#### Stated exercise
Copy every line that contains the string "epidemiae" from the entries below.

#### Records
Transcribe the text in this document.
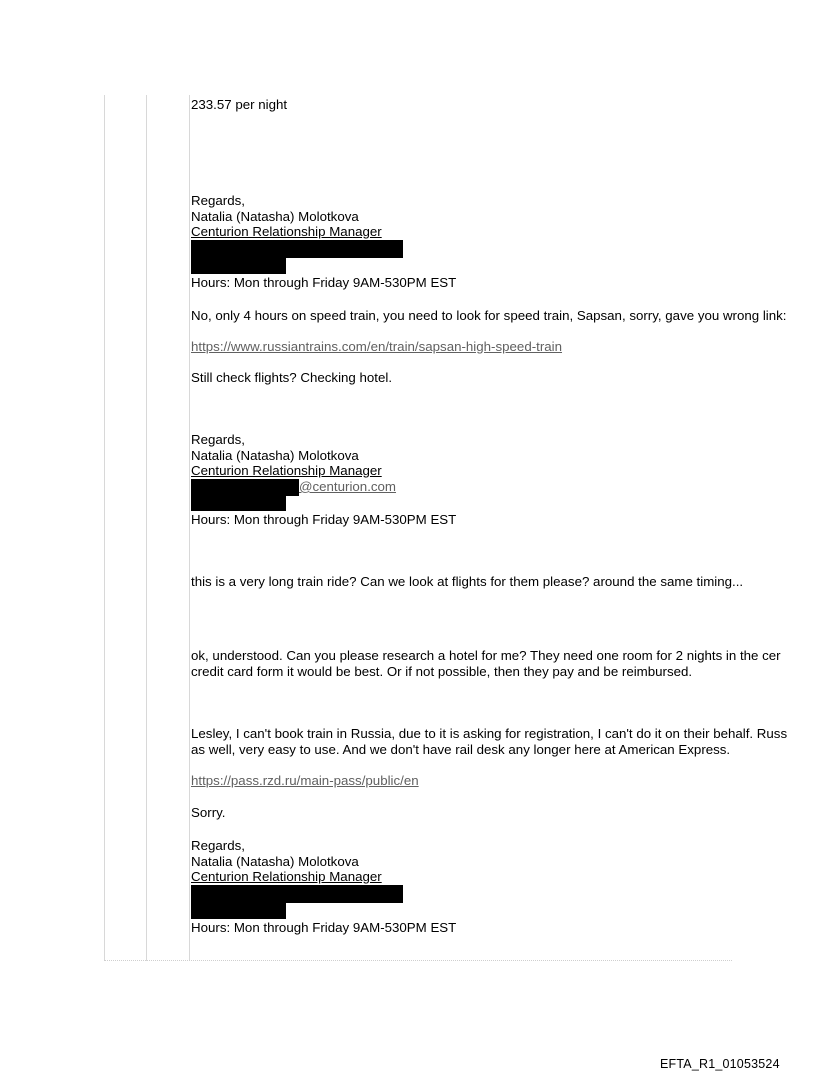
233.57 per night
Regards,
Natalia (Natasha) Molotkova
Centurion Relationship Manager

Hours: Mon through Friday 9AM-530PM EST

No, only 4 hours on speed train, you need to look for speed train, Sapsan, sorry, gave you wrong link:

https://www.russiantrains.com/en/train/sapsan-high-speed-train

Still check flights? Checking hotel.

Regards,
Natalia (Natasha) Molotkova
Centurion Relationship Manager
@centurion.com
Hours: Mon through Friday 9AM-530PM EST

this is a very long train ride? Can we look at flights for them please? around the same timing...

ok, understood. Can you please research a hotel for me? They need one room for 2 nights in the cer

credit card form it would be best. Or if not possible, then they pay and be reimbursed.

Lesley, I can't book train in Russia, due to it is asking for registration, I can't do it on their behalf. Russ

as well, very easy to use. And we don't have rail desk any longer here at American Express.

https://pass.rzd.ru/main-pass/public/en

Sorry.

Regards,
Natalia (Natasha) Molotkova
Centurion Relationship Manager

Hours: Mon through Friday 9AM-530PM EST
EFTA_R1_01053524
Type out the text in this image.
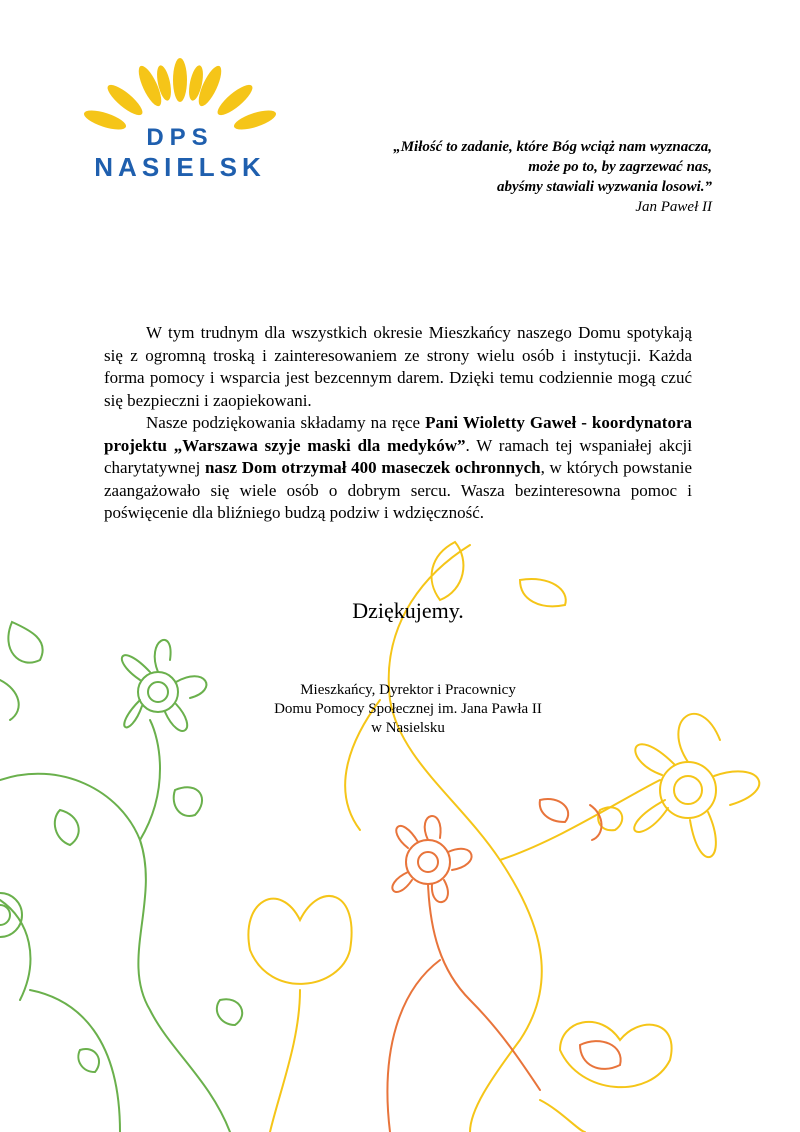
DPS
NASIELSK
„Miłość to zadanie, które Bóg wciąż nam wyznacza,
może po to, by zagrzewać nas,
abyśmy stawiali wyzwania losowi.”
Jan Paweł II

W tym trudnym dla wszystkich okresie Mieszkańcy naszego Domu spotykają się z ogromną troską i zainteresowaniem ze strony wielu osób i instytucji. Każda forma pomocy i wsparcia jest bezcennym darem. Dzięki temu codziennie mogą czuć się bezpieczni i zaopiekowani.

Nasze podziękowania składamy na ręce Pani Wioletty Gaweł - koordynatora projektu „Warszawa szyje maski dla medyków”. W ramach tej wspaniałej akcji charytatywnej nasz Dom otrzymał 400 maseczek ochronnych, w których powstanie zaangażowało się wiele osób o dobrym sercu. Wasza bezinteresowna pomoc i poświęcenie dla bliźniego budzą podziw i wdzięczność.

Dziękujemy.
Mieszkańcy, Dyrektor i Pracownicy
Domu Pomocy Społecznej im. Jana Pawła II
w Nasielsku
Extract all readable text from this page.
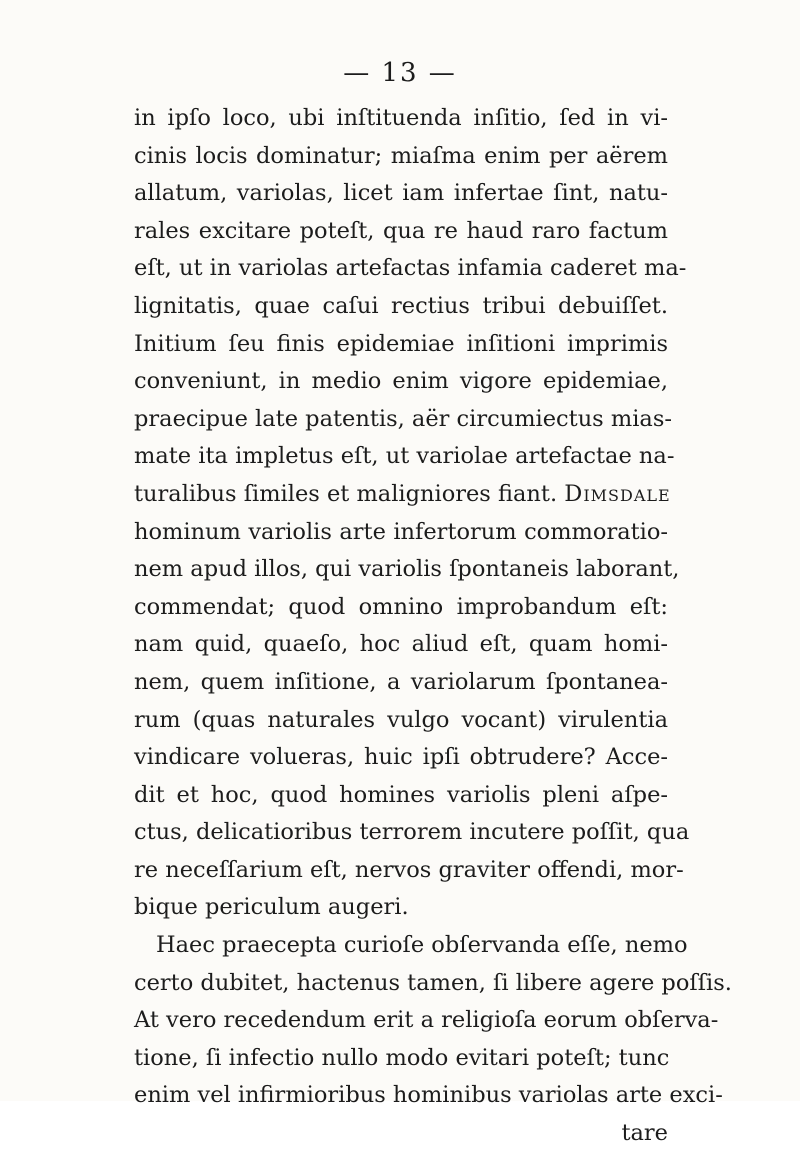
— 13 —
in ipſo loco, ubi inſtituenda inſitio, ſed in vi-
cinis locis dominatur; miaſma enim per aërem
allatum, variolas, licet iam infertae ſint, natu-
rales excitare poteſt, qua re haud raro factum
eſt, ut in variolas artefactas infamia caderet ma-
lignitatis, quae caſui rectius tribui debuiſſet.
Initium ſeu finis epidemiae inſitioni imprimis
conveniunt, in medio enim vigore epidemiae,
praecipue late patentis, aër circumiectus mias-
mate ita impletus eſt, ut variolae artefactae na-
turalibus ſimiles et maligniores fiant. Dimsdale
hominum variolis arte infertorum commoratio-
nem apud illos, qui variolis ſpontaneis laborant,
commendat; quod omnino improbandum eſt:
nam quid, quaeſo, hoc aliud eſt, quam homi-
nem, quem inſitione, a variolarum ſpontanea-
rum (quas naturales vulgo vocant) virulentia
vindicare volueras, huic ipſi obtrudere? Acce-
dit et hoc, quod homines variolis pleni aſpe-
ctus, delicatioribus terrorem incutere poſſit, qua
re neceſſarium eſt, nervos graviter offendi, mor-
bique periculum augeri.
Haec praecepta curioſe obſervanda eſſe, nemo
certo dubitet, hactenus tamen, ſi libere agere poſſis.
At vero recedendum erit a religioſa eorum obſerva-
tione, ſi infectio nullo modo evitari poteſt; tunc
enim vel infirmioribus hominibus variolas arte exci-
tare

#### Solution below
Initium ſeu finis epidemiae inſitioni imprimis
conveniunt, in medio enim vigore epidemiae,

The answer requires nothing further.